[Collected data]
----------

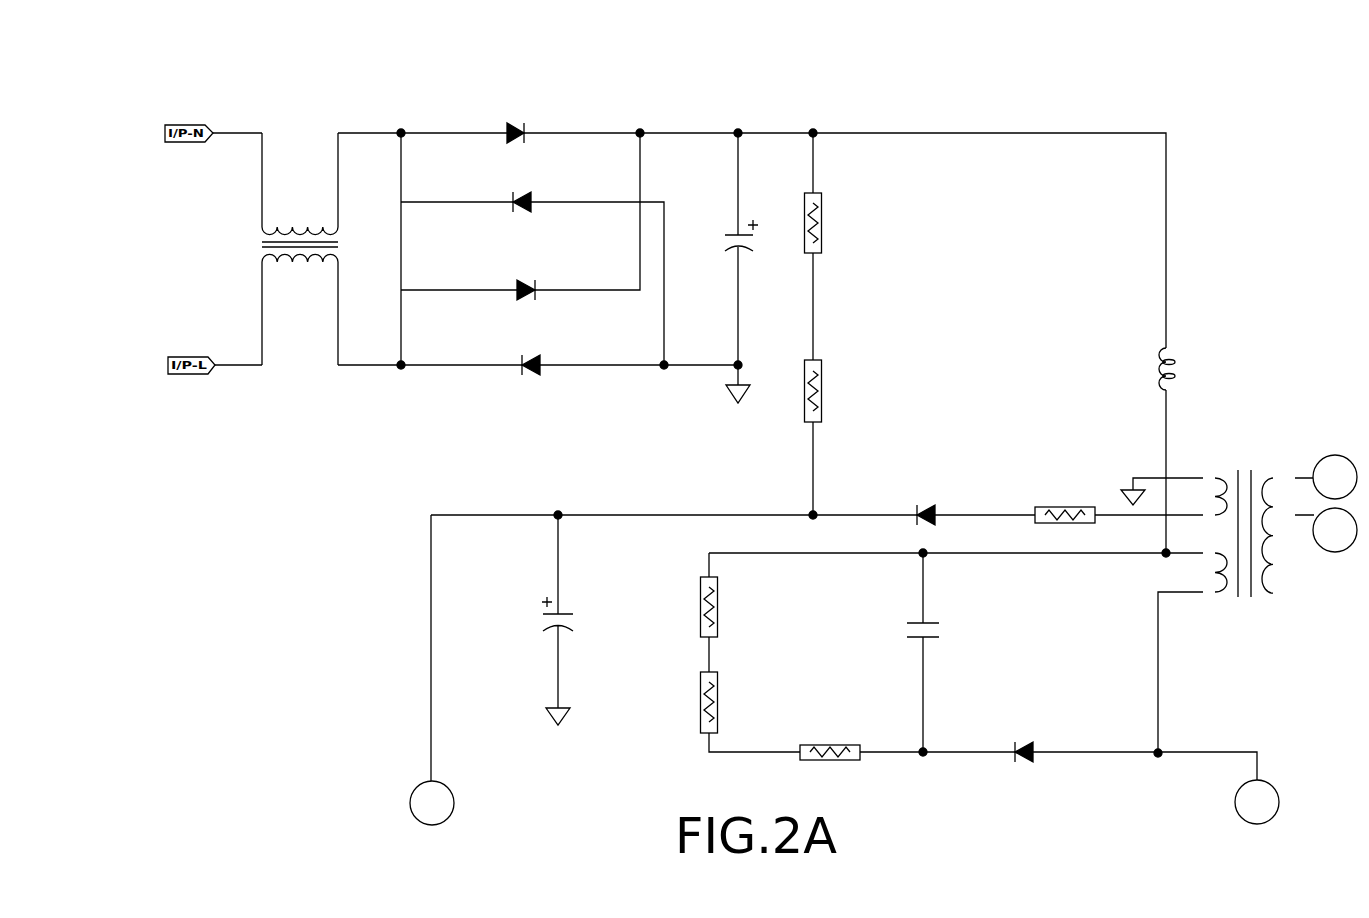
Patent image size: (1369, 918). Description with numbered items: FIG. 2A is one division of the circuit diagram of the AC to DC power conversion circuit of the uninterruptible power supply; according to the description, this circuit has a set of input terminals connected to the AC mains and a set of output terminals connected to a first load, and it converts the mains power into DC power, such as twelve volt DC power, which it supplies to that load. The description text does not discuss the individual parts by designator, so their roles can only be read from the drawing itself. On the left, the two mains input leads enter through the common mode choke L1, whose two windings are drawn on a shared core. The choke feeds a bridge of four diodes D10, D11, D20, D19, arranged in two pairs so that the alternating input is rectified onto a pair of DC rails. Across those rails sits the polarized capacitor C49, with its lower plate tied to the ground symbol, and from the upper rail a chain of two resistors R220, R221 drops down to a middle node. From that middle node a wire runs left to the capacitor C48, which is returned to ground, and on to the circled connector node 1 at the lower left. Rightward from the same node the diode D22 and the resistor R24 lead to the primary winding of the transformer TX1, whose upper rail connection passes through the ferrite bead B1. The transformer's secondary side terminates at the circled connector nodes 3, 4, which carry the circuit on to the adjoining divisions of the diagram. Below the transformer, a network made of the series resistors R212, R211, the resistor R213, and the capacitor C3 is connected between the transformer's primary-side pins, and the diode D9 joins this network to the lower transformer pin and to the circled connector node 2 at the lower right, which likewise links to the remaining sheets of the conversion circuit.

The common mode choke 15mH L1 is at (297, 249).
The rectifier diode 1N4007 D10 is at (510, 109).
The rectifier diode 1N4007 D11 is at (527, 201).
The rectifier diode 1N4007 D20 is at (523, 288).
The rectifier diode 1N4007 D19 is at (533, 367).
The bulk capacitor 10U/400V C49 is at (712, 268).
The resistor 499K SMF(1206) R220 is at (838, 246).
The resistor 499K SMF(1206) R221 is at (790, 426).
The diode UF1010 D22 is at (932, 488).
The resistor 10ohm SMF(1206) R24 is at (1066, 515).
The ferrite bead B1 is at (1162, 450).
The transformer EE16P08 TX1 is at (1258, 533).
The capacitor 47U/50V C48 is at (556, 620).
The resistor 100K SMF(1206) R212 is at (733, 623).
The resistor 100K SMF(1206) R211 is at (686, 713).
The resistor 100K SMF(1206) R213 is at (818, 729).
The capacitor 102K/1KV C3 is at (919, 652).
The diode 1N4007 D9 is at (1028, 753).
The circuit node connector 1 is at (432, 803).
The circuit node connector 2 is at (1257, 802).
The circuit node connector 3 is at (1335, 477).
The circuit node connector 4 is at (1335, 530).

----------

SET EXERCISE:
Update every entry above by replacing "conversion circuit" with "converter circuit" wherever it appears, keeping everything else unchanged. Leave the pictures out of your answer.

WRITTEN RESPONSE:
Patent image size: (1369, 918). Description with numbered items: FIG. 2A is one division of the circuit diagram of the AC to DC power converter circuit of the uninterruptible power supply; according to the description, this circuit has a set of input terminals connected to the AC mains and a set of output terminals connected to a first load, and it converts the mains power into DC power, such as twelve volt DC power, which it supplies to that load. The description text does not discuss the individual parts by designator, so their roles can only be read from the drawing itself. On the left, the two mains input leads enter through the common mode choke L1, whose two windings are drawn on a shared core. The choke feeds a bridge of four diodes D10, D11, D20, D19, arranged in two pairs so that the alternating input is rectified onto a pair of DC rails. Across those rails sits the polarized capacitor C49, with its lower plate tied to the ground symbol, and from the upper rail a chain of two resistors R220, R221 drops down to a middle node. From that middle node a wire runs left to the capacitor C48, which is returned to ground, and on to the circled connector node 1 at the lower left. Rightward from the same node the diode D22 and the resistor R24 lead to the primary winding of the transformer TX1, whose upper rail connection passes through the ferrite bead B1. The transformer's secondary side terminates at the circled connector nodes 3, 4, which carry the circuit on to the adjoining divisions of the diagram. Below the transformer, a network made of the series resistors R212, R211, the resistor R213, and the capacitor C3 is connected between the transformer's primary-side pins, and the diode D9 joins this network to the lower transformer pin and to the circled connector node 2 at the lower right, which likewise links to the remaining sheets of the converter circuit.

The common mode choke 15mH L1 is at (297, 249).
The rectifier diode 1N4007 D10 is at (510, 109).
The rectifier diode 1N4007 D11 is at (527, 201).
The rectifier diode 1N4007 D20 is at (523, 288).
The rectifier diode 1N4007 D19 is at (533, 367).
The bulk capacitor 10U/400V C49 is at (712, 268).
The resistor 499K SMF(1206) R220 is at (838, 246).
The resistor 499K SMF(1206) R221 is at (790, 426).
The diode UF1010 D22 is at (932, 488).
The resistor 10ohm SMF(1206) R24 is at (1066, 515).
The ferrite bead B1 is at (1162, 450).
The transformer EE16P08 TX1 is at (1258, 533).
The capacitor 47U/50V C48 is at (556, 620).
The resistor 100K SMF(1206) R212 is at (733, 623).
The resistor 100K SMF(1206) R211 is at (686, 713).
The resistor 100K SMF(1206) R213 is at (818, 729).
The capacitor 102K/1KV C3 is at (919, 652).
The diode 1N4007 D9 is at (1028, 753).
The circuit node connector 1 is at (432, 803).
The circuit node connector 2 is at (1257, 802).
The circuit node connector 3 is at (1335, 477).
The circuit node connector 4 is at (1335, 530).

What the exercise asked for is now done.